From the listing below, pick out each line with the word "capacity".

^^^^^^^^

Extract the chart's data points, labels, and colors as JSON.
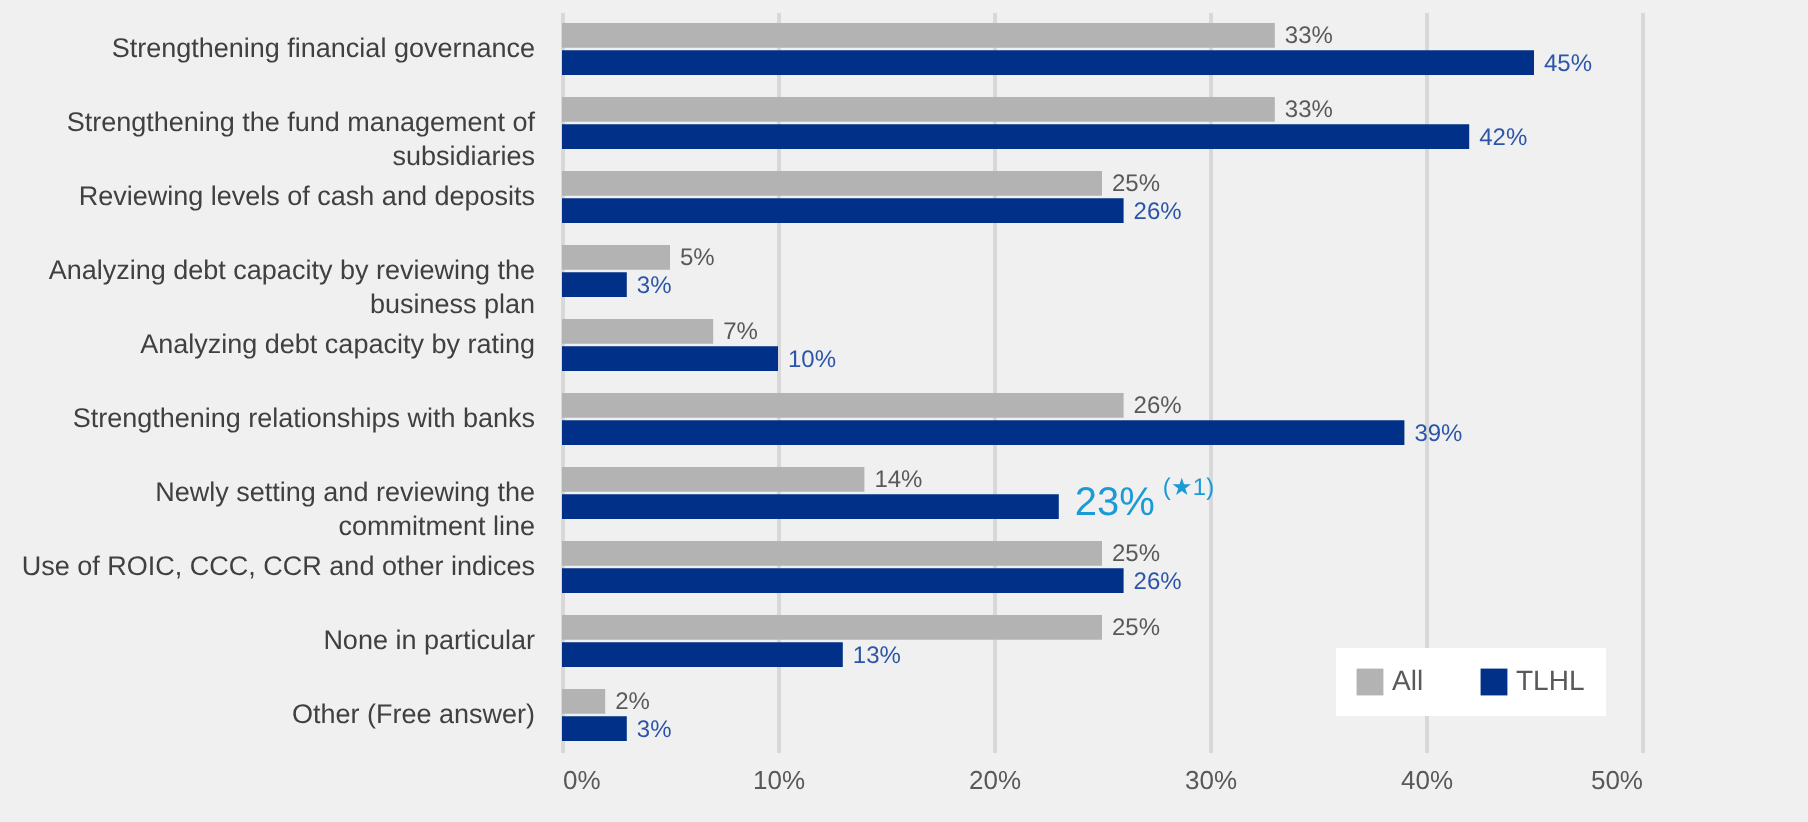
{
  "chart_data": {
    "type": "bar",
    "orientation": "horizontal",
    "categories": [
      "Strengthening financial governance",
      "Strengthening the fund management of subsidiaries",
      "Reviewing levels of cash and deposits",
      "Analyzing debt capacity by reviewing the business plan",
      "Analyzing debt capacity by rating",
      "Strengthening relationships with banks",
      "Newly setting and reviewing the commitment line",
      "Use of ROIC, CCC, CCR and other indices",
      "None in particular",
      "Other (Free answer)"
    ],
    "series": [
      {
        "name": "All",
        "color": "#b3b3b3",
        "values": [
          33,
          33,
          25,
          5,
          7,
          26,
          14,
          25,
          25,
          2
        ],
        "value_labels": [
          "33%",
          "33%",
          "25%",
          "5%",
          "7%",
          "26%",
          "14%",
          "25%",
          "25%",
          "2%"
        ]
      },
      {
        "name": "TLHL",
        "color": "#003087",
        "values": [
          45,
          42,
          26,
          3,
          10,
          39,
          23,
          26,
          13,
          3
        ],
        "value_labels": [
          "45%",
          "42%",
          "26%",
          "3%",
          "10%",
          "39%",
          "23%$^{(★1)}$",
          "26%",
          "13%",
          "3%"
        ]
      }
    ],
    "xlim": [
      0,
      50
    ],
    "xticks": [
      {
        "value": 0,
        "label": "0%"
      },
      {
        "value": 10,
        "label": "10%"
      },
      {
        "value": 20,
        "label": "20%"
      },
      {
        "value": 30,
        "label": "30%"
      },
      {
        "value": 40,
        "label": "40%"
      },
      {
        "value": 50,
        "label": "50%"
      }
    ],
    "grid": "x",
    "legend": "bottom right"
  }
}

^^^^^^^^

Right answer:
      "Analyzing debt capacity by reviewing the business plan",
      "Analyzing debt capacity by rating",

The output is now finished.